(Rows from a dataset)
==============================

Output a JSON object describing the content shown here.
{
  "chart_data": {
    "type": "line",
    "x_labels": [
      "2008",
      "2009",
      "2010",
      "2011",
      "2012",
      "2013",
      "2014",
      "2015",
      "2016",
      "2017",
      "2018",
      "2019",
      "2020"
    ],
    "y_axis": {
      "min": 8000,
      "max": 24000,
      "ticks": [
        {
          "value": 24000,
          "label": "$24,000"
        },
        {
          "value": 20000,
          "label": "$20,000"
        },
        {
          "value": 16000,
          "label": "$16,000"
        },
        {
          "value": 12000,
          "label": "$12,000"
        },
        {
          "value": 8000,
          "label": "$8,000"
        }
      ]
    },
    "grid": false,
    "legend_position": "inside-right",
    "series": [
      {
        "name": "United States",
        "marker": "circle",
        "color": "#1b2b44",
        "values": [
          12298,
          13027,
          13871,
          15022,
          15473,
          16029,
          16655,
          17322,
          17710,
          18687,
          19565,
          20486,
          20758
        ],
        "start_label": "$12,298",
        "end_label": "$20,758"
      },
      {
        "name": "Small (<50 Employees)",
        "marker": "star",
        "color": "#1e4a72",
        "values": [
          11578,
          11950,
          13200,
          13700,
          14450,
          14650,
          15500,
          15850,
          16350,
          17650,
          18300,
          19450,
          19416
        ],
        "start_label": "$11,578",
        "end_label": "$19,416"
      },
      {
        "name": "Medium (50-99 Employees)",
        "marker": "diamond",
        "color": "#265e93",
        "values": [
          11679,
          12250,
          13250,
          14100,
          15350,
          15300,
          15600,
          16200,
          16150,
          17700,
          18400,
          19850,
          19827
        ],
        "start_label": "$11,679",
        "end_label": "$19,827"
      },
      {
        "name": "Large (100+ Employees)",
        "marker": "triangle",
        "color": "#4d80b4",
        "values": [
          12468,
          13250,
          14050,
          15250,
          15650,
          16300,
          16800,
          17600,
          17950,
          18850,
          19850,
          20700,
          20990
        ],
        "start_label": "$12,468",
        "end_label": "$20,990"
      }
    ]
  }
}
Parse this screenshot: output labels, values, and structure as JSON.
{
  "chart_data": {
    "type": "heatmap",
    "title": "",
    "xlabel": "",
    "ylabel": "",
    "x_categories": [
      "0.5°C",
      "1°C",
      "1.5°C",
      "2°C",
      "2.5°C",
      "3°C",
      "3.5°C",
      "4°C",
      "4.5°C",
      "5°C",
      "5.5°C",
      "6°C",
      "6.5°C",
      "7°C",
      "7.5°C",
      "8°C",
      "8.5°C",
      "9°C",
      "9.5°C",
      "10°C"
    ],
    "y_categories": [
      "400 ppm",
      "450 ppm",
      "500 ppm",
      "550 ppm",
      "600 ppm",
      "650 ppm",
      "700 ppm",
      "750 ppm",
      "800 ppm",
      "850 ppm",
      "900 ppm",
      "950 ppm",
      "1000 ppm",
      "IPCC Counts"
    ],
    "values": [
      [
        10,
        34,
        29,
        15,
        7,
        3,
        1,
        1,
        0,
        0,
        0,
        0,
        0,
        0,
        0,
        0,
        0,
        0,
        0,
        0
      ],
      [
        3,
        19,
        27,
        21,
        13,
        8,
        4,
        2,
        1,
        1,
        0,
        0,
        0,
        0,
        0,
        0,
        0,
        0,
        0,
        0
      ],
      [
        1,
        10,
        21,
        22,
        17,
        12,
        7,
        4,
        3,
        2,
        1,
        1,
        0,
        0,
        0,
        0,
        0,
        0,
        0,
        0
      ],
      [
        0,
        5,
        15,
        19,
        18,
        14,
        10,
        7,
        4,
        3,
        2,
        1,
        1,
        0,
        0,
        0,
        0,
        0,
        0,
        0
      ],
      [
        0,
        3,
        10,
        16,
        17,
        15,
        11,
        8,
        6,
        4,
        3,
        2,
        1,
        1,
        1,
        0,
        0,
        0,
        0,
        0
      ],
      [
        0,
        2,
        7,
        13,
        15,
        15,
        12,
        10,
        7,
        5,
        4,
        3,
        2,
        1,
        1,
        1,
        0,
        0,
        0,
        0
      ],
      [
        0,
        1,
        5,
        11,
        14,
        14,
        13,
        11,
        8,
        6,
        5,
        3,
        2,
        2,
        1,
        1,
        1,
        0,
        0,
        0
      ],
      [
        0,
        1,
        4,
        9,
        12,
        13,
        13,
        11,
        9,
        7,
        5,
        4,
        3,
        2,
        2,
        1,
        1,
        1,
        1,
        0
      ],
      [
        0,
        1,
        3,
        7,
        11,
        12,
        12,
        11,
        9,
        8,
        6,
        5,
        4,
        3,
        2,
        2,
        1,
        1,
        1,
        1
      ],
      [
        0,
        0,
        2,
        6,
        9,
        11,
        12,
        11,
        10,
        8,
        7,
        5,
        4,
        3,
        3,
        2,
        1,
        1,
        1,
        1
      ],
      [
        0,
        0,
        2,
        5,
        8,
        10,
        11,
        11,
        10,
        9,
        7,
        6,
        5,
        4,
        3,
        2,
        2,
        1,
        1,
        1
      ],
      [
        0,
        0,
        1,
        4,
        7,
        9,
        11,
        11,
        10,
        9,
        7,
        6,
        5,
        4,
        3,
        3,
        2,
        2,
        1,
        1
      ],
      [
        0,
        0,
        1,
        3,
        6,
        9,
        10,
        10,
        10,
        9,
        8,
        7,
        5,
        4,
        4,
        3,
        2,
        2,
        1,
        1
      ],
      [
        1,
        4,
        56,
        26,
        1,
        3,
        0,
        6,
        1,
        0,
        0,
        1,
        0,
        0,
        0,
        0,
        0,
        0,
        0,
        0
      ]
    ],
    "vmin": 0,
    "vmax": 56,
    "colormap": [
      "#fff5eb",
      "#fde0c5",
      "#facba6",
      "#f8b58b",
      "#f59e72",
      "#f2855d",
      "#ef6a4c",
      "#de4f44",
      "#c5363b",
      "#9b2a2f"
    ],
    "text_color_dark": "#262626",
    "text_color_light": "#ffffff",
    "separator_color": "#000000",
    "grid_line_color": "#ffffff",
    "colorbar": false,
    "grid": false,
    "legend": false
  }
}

==============================

CHALLENGE:
Copy every line of the data that holds the string "Employees".

FINAL RESULT:
        "name": "Small (<50 Employees)",
        "name": "Medium (50-99 Employees)",
        "name": "Large (100+ Employees)",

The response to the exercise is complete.